> _Task input_:
..........

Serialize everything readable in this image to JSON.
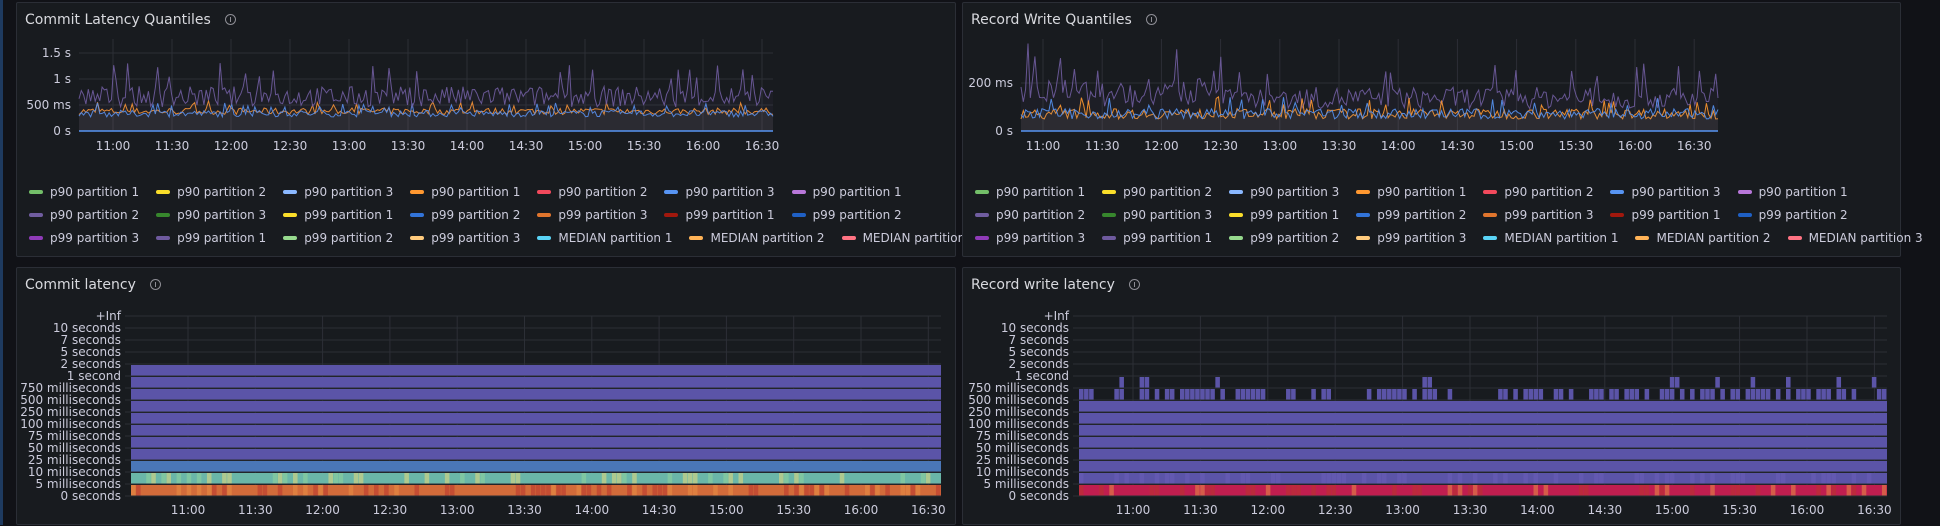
{
  "panels": {
    "commit_quantiles": {
      "title": "Commit Latency Quantiles"
    },
    "record_quantiles": {
      "title": "Record Write Quantiles"
    },
    "commit_latency": {
      "title": "Commit latency"
    },
    "record_latency": {
      "title": "Record write latency"
    }
  },
  "legend_entries": [
    {
      "label": "p90 partition 1",
      "color": "#73bf69"
    },
    {
      "label": "p90 partition 2",
      "color": "#fade2a"
    },
    {
      "label": "p90 partition 3",
      "color": "#8ab8ff"
    },
    {
      "label": "p90 partition 1",
      "color": "#ff9830"
    },
    {
      "label": "p90 partition 2",
      "color": "#f2495c"
    },
    {
      "label": "p90 partition 3",
      "color": "#5794f2"
    },
    {
      "label": "p90 partition 1",
      "color": "#b877d9"
    },
    {
      "label": "p90 partition 2",
      "color": "#705da0"
    },
    {
      "label": "p90 partition 3",
      "color": "#37872d"
    },
    {
      "label": "p99 partition 1",
      "color": "#fade2a"
    },
    {
      "label": "p99 partition 2",
      "color": "#3274d9"
    },
    {
      "label": "p99 partition 3",
      "color": "#e0752d"
    },
    {
      "label": "p99 partition 1",
      "color": "#a1180d"
    },
    {
      "label": "p99 partition 2",
      "color": "#1f60c4"
    },
    {
      "label": "p99 partition 3",
      "color": "#8f3bb8"
    },
    {
      "label": "p99 partition 1",
      "color": "#6e5a9e"
    },
    {
      "label": "p99 partition 2",
      "color": "#96d98d"
    },
    {
      "label": "p99 partition 3",
      "color": "#ffcb7d"
    },
    {
      "label": "MEDIAN partition 1",
      "color": "#5ad4f6"
    },
    {
      "label": "MEDIAN partition 2",
      "color": "#ffb357"
    },
    {
      "label": "MEDIAN partition 3",
      "color": "#ff7383"
    }
  ],
  "time_ticks": [
    "11:00",
    "11:30",
    "12:00",
    "12:30",
    "13:00",
    "13:30",
    "14:00",
    "14:30",
    "15:00",
    "15:30",
    "16:00",
    "16:30"
  ],
  "chart_data": [
    {
      "type": "line",
      "title": "Commit Latency Quantiles",
      "y_ticks": [
        "0 s",
        "500 ms",
        "1 s",
        "1.5 s"
      ],
      "ylim": [
        0,
        1.7
      ],
      "x": [
        "10:45",
        "16:35"
      ],
      "series": [
        {
          "name": "p90 partition 1 (orange)",
          "color": "#ff9830",
          "approx_range": [
            0.25,
            0.65
          ]
        },
        {
          "name": "p90 partition 3 (blue)",
          "color": "#5794f2",
          "approx_range": [
            0.2,
            0.6
          ]
        },
        {
          "name": "p99 partition 1 (purple)",
          "color": "#705da0",
          "approx_range": [
            0.2,
            1.45
          ]
        }
      ]
    },
    {
      "type": "line",
      "title": "Record Write Quantiles",
      "y_ticks": [
        "0 s",
        "200 ms"
      ],
      "ylim": [
        0,
        0.35
      ],
      "x": [
        "10:45",
        "16:35"
      ],
      "series": [
        {
          "name": "p99 partition 1 (purple)",
          "color": "#705da0",
          "approx_range": [
            0.03,
            0.3
          ]
        },
        {
          "name": "p90 partition 1 (orange)",
          "color": "#ff9830",
          "approx_range": [
            0.02,
            0.15
          ]
        },
        {
          "name": "p90 partition 3 (blue)",
          "color": "#5794f2",
          "approx_range": [
            0.02,
            0.15
          ]
        }
      ]
    },
    {
      "type": "heatmap",
      "title": "Commit latency",
      "y_buckets": [
        "0 seconds",
        "5 milliseconds",
        "10 milliseconds",
        "25 milliseconds",
        "50 milliseconds",
        "75 milliseconds",
        "100 milliseconds",
        "250 milliseconds",
        "500 milliseconds",
        "750 milliseconds",
        "1 second",
        "2 seconds",
        "5 seconds",
        "7 seconds",
        "10 seconds",
        "+Inf"
      ],
      "filled_buckets": 11,
      "bucket_colors": [
        "#d26b3a",
        "#6ab6a8",
        "#4a77b8",
        "#5b54a8",
        "#5b54a8",
        "#5b54a8",
        "#5b54a8",
        "#5b54a8",
        "#5b54a8",
        "#5b54a8",
        "#5b54a8"
      ]
    },
    {
      "type": "heatmap",
      "title": "Record write latency",
      "y_buckets": [
        "0 seconds",
        "5 milliseconds",
        "10 milliseconds",
        "25 milliseconds",
        "50 milliseconds",
        "75 milliseconds",
        "100 milliseconds",
        "250 milliseconds",
        "500 milliseconds",
        "750 milliseconds",
        "1 second",
        "2 seconds",
        "5 seconds",
        "7 seconds",
        "10 seconds",
        "+Inf"
      ],
      "filled_buckets": 8,
      "sparse_buckets": 2,
      "bucket_colors": [
        "#c01e4f",
        "#5b54a8",
        "#5b54a8",
        "#5b54a8",
        "#5b54a8",
        "#5b54a8",
        "#5b54a8",
        "#5b54a8"
      ]
    }
  ]
}
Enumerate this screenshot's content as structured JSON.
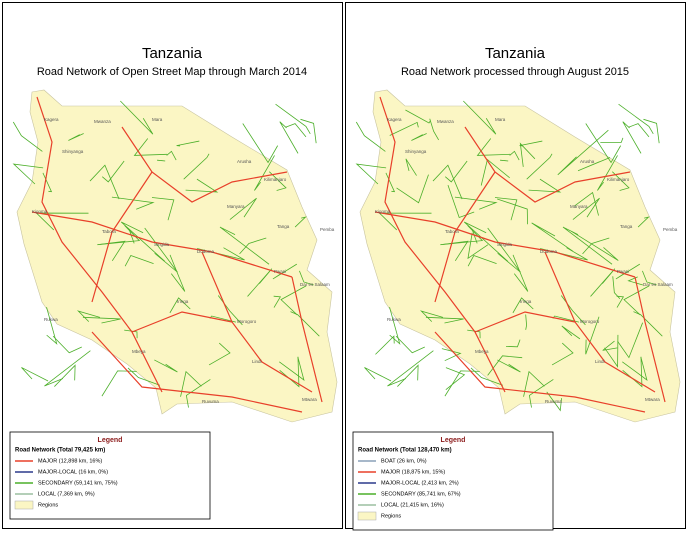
{
  "panels": [
    {
      "title": "Tanzania",
      "subtitle": "Road Network of Open Street Map through March 2014",
      "region_labels": [
        "Kagera",
        "Mwanza",
        "Mara",
        "Shinyanga",
        "Arusha",
        "Kilimanjaro",
        "Manyara",
        "Tanga",
        "Kigoma",
        "Tabora",
        "Singida",
        "Dodoma",
        "Pwani",
        "Dar es Salaam",
        "Morogoro",
        "Iringa",
        "Mbeya",
        "Rukwa",
        "Ruvuma",
        "Lindi",
        "Mtwara",
        "Pemba"
      ],
      "legend": {
        "title": "Legend",
        "heading": "Road Network (Total 79,425 km)",
        "items": [
          {
            "label": "MAJOR (12,898 km, 16%)",
            "color": "#e8402a",
            "kind": "line"
          },
          {
            "label": "MAJOR-LOCAL (16 km, 0%)",
            "color": "#2b3a8c",
            "kind": "line"
          },
          {
            "label": "SECONDARY (59,141 km, 75%)",
            "color": "#4caf2a",
            "kind": "line"
          },
          {
            "label": "LOCAL (7,369 km, 9%)",
            "color": "#9cbfa0",
            "kind": "line"
          },
          {
            "label": "Regions",
            "color": "#fbf6c4",
            "kind": "box"
          }
        ]
      }
    },
    {
      "title": "Tanzania",
      "subtitle": "Road Network processed through August 2015",
      "region_labels": [
        "Kagera",
        "Mwanza",
        "Mara",
        "Shinyanga",
        "Arusha",
        "Kilimanjaro",
        "Manyara",
        "Tanga",
        "Kigoma",
        "Tabora",
        "Singida",
        "Dodoma",
        "Pwani",
        "Dar es Salaam",
        "Morogoro",
        "Iringa",
        "Mbeya",
        "Rukwa",
        "Ruvuma",
        "Lindi",
        "Mtwara",
        "Pemba"
      ],
      "legend": {
        "title": "Legend",
        "heading": "Road Network (Total 128,470 km)",
        "items": [
          {
            "label": "BOAT (26 km, 0%)",
            "color": "#8aa0b8",
            "kind": "line"
          },
          {
            "label": "MAJOR (18,875 km, 15%)",
            "color": "#e8402a",
            "kind": "line"
          },
          {
            "label": "MAJOR-LOCAL (2,413 km, 2%)",
            "color": "#2b3a8c",
            "kind": "line"
          },
          {
            "label": "SECONDARY (85,741 km, 67%)",
            "color": "#4caf2a",
            "kind": "line"
          },
          {
            "label": "LOCAL (21,415 km, 16%)",
            "color": "#9cbfa0",
            "kind": "line"
          },
          {
            "label": "Regions",
            "color": "#fbf6c4",
            "kind": "box"
          }
        ]
      }
    }
  ]
}
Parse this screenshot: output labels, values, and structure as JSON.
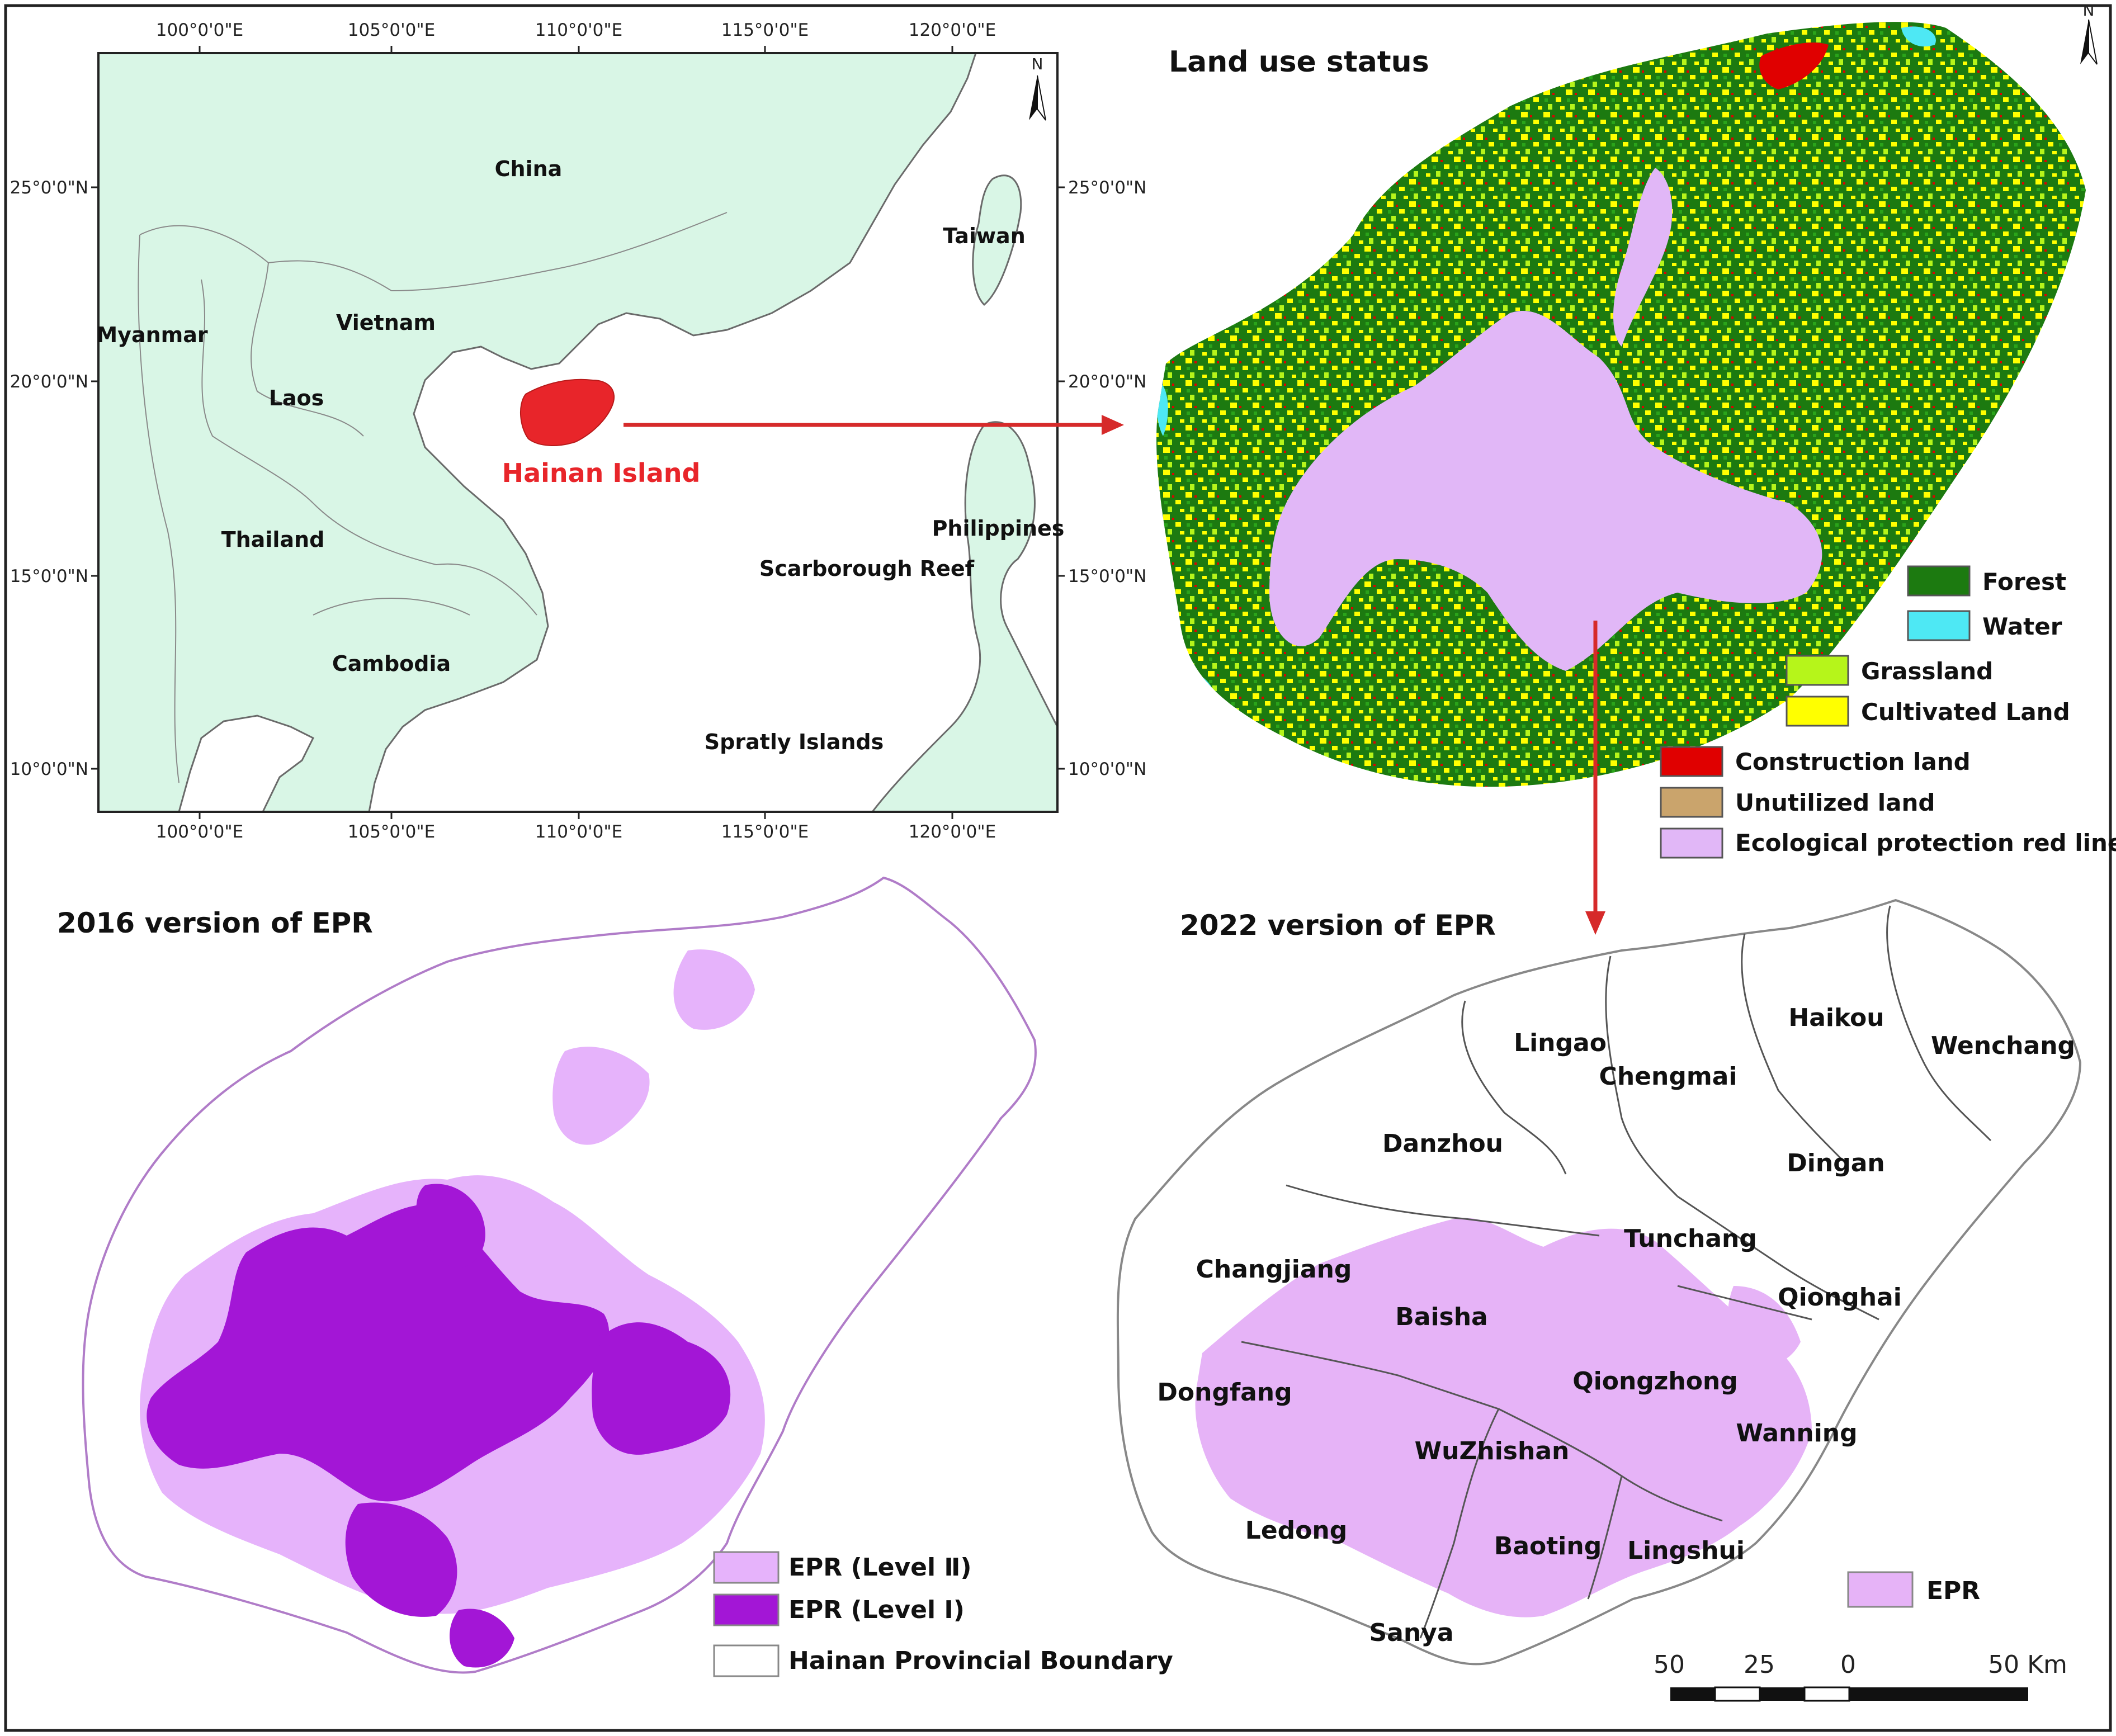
{
  "colors": {
    "frame": "#222222",
    "sea": "#ffffff",
    "land": "#d9f6e6",
    "hainan_red": "#e8252a",
    "arrow": "#d62a2a",
    "forest": "#1c7a10",
    "water": "#4ee8f4",
    "grassland": "#b6f51a",
    "cultivated": "#ffff00",
    "construction": "#e00000",
    "unutilized": "#caa46c",
    "epr_red_line": "#e1b7f7",
    "epr_level2": "#e6b3fb",
    "epr_level1": "#a316d6",
    "epr": "#e6b3f7"
  },
  "icons": {
    "north_arrow": "north-arrow-icon"
  },
  "location_map": {
    "north": "N",
    "top_ticks": [
      "100°0'0\"E",
      "105°0'0\"E",
      "110°0'0\"E",
      "115°0'0\"E",
      "120°0'0\"E"
    ],
    "bottom_ticks": [
      "100°0'0\"E",
      "105°0'0\"E",
      "110°0'0\"E",
      "115°0'0\"E",
      "120°0'0\"E"
    ],
    "left_ticks": [
      "25°0'0\"N",
      "20°0'0\"N",
      "15°0'0\"N",
      "10°0'0\"N"
    ],
    "right_ticks": [
      "25°0'0\"N",
      "20°0'0\"N",
      "15°0'0\"N",
      "10°0'0\"N"
    ],
    "places": {
      "china": "China",
      "taiwan": "Taiwan",
      "vietnam": "Vietnam",
      "myanmar": "Myanmar",
      "laos": "Laos",
      "thailand": "Thailand",
      "cambodia": "Cambodia",
      "philippines": "Philippines",
      "scarborough": "Scarborough Reef",
      "spratly": "Spratly Islands",
      "hainan": "Hainan Island"
    }
  },
  "land_use": {
    "title": "Land use status",
    "north": "N",
    "legend": {
      "forest": "Forest",
      "water": "Water",
      "grassland": "Grassland",
      "cultivated": "Cultivated Land",
      "construction": "Construction land",
      "unutilized": "Unutilized land",
      "red_line": "Ecological protection red line"
    }
  },
  "epr_2016": {
    "title": "2016 version of EPR",
    "legend": {
      "level2": "EPR (Level Ⅱ)",
      "level1": "EPR (Level Ⅰ)",
      "boundary": "Hainan Provincial Boundary"
    }
  },
  "epr_2022": {
    "title": "2022 version of EPR",
    "legend": {
      "epr": "EPR"
    },
    "counties": {
      "lingao": "Lingao",
      "haikou": "Haikou",
      "wenchang": "Wenchang",
      "chengmai": "Chengmai",
      "danzhou": "Danzhou",
      "dingan": "Dingan",
      "tunchang": "Tunchang",
      "changjiang": "Changjiang",
      "qionghai": "Qionghai",
      "baisha": "Baisha",
      "qiongzhong": "Qiongzhong",
      "dongfang": "Dongfang",
      "wanning": "Wanning",
      "wuzhishan": "WuZhishan",
      "ledong": "Ledong",
      "baoting": "Baoting",
      "lingshui": "Lingshui",
      "sanya": "Sanya"
    },
    "scale_bar": [
      "50",
      "25",
      "0",
      "50 Km"
    ]
  }
}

..........

> _Stated exercise_:
List the lines of the records where "cultivated" occurs.

> _In response_:
    "cultivated": "#ffff00",
      "cultivated": "Cultivated Land",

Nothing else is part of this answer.